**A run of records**
(begin)

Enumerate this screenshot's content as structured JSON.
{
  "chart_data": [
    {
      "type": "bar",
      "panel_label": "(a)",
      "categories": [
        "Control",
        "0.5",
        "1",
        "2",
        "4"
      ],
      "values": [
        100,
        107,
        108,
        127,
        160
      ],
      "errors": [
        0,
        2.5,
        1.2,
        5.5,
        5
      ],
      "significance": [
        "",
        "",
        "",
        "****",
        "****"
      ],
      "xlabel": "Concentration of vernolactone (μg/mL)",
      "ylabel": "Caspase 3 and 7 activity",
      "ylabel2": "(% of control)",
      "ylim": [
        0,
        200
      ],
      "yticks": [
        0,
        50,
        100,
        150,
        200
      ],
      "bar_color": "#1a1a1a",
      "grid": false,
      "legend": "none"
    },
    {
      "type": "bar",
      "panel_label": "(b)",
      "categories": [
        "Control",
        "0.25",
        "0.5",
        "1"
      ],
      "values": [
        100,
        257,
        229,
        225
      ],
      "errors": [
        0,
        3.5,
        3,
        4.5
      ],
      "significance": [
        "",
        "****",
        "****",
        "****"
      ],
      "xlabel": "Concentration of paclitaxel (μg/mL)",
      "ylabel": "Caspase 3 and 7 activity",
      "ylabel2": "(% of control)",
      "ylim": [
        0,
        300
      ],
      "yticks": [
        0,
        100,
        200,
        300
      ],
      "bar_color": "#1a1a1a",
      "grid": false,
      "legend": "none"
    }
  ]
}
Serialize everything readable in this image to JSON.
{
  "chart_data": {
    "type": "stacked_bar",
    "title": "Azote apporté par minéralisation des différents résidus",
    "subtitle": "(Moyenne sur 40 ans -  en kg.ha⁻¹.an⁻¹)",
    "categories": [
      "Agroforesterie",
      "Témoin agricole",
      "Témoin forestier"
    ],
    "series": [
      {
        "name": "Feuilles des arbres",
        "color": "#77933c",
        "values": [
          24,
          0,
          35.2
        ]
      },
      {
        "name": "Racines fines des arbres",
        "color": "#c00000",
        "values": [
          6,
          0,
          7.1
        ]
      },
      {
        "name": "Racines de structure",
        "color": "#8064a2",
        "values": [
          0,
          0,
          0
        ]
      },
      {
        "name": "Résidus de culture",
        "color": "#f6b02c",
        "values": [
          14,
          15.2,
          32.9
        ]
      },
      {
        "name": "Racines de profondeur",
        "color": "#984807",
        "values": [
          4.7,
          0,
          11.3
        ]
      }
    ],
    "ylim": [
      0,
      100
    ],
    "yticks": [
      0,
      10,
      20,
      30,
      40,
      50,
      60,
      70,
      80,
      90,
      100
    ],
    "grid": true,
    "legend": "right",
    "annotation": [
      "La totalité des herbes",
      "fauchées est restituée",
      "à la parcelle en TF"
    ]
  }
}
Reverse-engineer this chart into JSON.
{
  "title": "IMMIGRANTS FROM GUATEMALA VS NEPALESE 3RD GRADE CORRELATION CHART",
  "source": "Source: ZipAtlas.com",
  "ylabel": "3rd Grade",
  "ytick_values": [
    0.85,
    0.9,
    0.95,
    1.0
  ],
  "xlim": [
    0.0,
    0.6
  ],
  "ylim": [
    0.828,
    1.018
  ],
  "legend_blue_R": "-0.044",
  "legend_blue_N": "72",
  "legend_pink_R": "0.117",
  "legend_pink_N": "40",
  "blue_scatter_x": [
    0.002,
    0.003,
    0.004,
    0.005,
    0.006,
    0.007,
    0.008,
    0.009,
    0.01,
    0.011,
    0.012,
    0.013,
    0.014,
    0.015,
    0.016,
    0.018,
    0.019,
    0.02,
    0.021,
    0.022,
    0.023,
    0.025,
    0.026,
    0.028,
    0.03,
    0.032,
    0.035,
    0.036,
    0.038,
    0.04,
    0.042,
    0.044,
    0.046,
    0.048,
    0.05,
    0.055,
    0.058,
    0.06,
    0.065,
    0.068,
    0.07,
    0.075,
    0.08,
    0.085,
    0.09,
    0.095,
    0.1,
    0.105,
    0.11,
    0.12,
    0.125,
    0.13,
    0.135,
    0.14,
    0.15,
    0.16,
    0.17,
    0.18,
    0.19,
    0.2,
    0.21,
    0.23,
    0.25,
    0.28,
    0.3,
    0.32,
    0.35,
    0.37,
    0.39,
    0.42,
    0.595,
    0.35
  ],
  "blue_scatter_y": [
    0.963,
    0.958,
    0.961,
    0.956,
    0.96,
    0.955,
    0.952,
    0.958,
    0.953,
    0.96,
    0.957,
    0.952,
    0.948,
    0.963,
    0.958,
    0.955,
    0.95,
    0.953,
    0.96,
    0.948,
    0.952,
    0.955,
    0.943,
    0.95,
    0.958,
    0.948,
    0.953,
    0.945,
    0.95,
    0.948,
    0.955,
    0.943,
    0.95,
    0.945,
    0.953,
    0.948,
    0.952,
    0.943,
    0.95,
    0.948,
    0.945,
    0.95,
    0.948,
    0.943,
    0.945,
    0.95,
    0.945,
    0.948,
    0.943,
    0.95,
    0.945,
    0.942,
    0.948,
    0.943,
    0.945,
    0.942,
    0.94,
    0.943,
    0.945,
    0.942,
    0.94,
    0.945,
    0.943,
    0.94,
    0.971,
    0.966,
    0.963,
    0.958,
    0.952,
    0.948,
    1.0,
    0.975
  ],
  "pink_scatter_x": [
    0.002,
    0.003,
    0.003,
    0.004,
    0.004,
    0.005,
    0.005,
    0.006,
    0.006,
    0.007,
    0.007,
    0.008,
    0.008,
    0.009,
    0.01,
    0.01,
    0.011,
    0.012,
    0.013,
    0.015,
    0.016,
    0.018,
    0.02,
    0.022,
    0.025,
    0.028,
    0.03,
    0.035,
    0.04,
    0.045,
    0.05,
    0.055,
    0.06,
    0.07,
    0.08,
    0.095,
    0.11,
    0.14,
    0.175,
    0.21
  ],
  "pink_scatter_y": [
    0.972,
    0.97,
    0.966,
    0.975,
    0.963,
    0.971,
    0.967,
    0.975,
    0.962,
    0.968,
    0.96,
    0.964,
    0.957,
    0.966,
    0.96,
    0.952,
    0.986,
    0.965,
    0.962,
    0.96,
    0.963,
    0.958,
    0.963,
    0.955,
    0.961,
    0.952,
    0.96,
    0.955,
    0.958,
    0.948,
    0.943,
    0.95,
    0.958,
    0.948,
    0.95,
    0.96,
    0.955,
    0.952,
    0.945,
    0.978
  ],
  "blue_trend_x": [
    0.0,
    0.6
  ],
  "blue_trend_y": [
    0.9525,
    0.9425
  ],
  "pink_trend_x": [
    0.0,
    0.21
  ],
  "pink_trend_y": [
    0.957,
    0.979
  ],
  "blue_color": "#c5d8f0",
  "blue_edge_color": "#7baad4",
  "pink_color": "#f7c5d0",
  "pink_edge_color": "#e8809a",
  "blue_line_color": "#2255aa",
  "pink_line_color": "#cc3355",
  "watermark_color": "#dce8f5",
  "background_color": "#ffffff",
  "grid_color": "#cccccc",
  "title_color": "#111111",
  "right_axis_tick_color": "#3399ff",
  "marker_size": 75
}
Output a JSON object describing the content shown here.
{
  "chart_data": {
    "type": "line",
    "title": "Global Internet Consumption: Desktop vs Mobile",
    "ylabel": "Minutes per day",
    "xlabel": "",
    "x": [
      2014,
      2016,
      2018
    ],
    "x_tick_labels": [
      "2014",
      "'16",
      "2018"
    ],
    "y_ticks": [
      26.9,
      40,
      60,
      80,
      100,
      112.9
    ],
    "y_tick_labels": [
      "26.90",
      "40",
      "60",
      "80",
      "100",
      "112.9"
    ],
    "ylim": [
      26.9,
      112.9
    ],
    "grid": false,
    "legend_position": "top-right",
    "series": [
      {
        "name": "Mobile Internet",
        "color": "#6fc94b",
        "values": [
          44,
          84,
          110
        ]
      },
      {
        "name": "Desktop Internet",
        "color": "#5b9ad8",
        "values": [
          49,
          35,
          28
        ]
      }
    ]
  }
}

(end)

**Written problem**
Only a number is wanted: how many lines of the material above hold "Mobile"?

**Exercise solution**
2